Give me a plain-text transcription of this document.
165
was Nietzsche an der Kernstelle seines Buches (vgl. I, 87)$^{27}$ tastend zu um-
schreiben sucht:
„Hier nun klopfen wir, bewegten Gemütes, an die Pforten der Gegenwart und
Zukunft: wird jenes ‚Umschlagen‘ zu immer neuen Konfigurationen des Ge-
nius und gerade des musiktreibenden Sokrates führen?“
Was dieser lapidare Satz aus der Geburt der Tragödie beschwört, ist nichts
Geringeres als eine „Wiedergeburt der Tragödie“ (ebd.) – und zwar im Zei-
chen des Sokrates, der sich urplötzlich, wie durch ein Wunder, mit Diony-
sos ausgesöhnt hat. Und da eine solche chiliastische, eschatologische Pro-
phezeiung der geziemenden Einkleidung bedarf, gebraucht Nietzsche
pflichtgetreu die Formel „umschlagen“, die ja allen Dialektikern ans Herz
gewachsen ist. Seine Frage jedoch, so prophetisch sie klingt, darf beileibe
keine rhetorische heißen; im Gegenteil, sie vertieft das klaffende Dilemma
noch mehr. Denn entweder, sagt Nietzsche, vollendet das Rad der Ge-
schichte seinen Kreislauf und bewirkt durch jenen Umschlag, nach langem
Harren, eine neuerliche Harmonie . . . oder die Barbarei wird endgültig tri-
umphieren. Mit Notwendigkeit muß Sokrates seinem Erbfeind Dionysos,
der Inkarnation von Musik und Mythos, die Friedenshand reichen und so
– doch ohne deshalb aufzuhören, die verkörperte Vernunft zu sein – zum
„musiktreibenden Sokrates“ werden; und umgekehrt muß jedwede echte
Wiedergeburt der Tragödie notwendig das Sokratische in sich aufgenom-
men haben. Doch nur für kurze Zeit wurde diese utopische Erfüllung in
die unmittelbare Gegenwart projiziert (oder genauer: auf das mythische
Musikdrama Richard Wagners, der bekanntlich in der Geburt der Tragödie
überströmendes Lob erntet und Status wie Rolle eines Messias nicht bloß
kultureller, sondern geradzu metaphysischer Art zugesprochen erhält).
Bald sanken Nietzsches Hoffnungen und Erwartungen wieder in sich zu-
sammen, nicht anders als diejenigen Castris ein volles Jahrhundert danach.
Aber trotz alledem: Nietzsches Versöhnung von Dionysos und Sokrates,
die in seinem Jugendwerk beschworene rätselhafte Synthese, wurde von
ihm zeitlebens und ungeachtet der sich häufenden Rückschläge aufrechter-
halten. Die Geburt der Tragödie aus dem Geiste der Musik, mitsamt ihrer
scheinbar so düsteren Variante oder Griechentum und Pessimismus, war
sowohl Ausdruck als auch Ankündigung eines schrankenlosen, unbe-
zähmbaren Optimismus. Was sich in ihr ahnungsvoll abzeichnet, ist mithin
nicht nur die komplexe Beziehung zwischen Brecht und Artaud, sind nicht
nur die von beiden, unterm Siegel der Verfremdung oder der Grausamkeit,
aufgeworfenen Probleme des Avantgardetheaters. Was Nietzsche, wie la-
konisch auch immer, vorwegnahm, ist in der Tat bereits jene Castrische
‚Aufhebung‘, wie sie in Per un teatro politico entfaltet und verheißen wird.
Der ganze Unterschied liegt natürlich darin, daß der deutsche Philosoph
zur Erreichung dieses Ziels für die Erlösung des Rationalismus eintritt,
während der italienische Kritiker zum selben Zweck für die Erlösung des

**What to produce:** Line by line, write out the records above exactly.

**Completed exercise:**
Give me a plain-text transcription of this document.
165
was Nietzsche an der Kernstelle seines Buches (vgl. I, 87)$^{27}$ tastend zu um-
schreiben sucht:
„Hier nun klopfen wir, bewegten Gemütes, an die Pforten der Gegenwart und
Zukunft: wird jenes ‚Umschlagen‘ zu immer neuen Konfigurationen des Ge-
nius und gerade des musiktreibenden Sokrates führen?“
Was dieser lapidare Satz aus der Geburt der Tragödie beschwört, ist nichts
Geringeres als eine „Wiedergeburt der Tragödie“ (ebd.) – und zwar im Zei-
chen des Sokrates, der sich urplötzlich, wie durch ein Wunder, mit Diony-
sos ausgesöhnt hat. Und da eine solche chiliastische, eschatologische Pro-
phezeiung der geziemenden Einkleidung bedarf, gebraucht Nietzsche
pflichtgetreu die Formel „umschlagen“, die ja allen Dialektikern ans Herz
gewachsen ist. Seine Frage jedoch, so prophetisch sie klingt, darf beileibe
keine rhetorische heißen; im Gegenteil, sie vertieft das klaffende Dilemma
noch mehr. Denn entweder, sagt Nietzsche, vollendet das Rad der Ge-
schichte seinen Kreislauf und bewirkt durch jenen Umschlag, nach langem
Harren, eine neuerliche Harmonie . . . oder die Barbarei wird endgültig tri-
umphieren. Mit Notwendigkeit muß Sokrates seinem Erbfeind Dionysos,
der Inkarnation von Musik und Mythos, die Friedenshand reichen und so
– doch ohne deshalb aufzuhören, die verkörperte Vernunft zu sein – zum
„musiktreibenden Sokrates“ werden; und umgekehrt muß jedwede echte
Wiedergeburt der Tragödie notwendig das Sokratische in sich aufgenom-
men haben. Doch nur für kurze Zeit wurde diese utopische Erfüllung in
die unmittelbare Gegenwart projiziert (oder genauer: auf das mythische
Musikdrama Richard Wagners, der bekanntlich in der Geburt der Tragödie
überströmendes Lob erntet und Status wie Rolle eines Messias nicht bloß
kultureller, sondern geradzu metaphysischer Art zugesprochen erhält).
Bald sanken Nietzsches Hoffnungen und Erwartungen wieder in sich zu-
sammen, nicht anders als diejenigen Castris ein volles Jahrhundert danach.
Aber trotz alledem: Nietzsches Versöhnung von Dionysos und Sokrates,
die in seinem Jugendwerk beschworene rätselhafte Synthese, wurde von
ihm zeitlebens und ungeachtet der sich häufenden Rückschläge aufrechter-
halten. Die Geburt der Tragödie aus dem Geiste der Musik, mitsamt ihrer
scheinbar so düsteren Variante oder Griechentum und Pessimismus, war
sowohl Ausdruck als auch Ankündigung eines schrankenlosen, unbe-
zähmbaren Optimismus. Was sich in ihr ahnungsvoll abzeichnet, ist mithin
nicht nur die komplexe Beziehung zwischen Brecht und Artaud, sind nicht
nur die von beiden, unterm Siegel der Verfremdung oder der Grausamkeit,
aufgeworfenen Probleme des Avantgardetheaters. Was Nietzsche, wie la-
konisch auch immer, vorwegnahm, ist in der Tat bereits jene Castrische
‚Aufhebung‘, wie sie in Per un teatro politico entfaltet und verheißen wird.
Der ganze Unterschied liegt natürlich darin, daß der deutsche Philosoph
zur Erreichung dieses Ziels für die Erlösung des Rationalismus eintritt,
während der italienische Kritiker zum selben Zweck für die Erlösung des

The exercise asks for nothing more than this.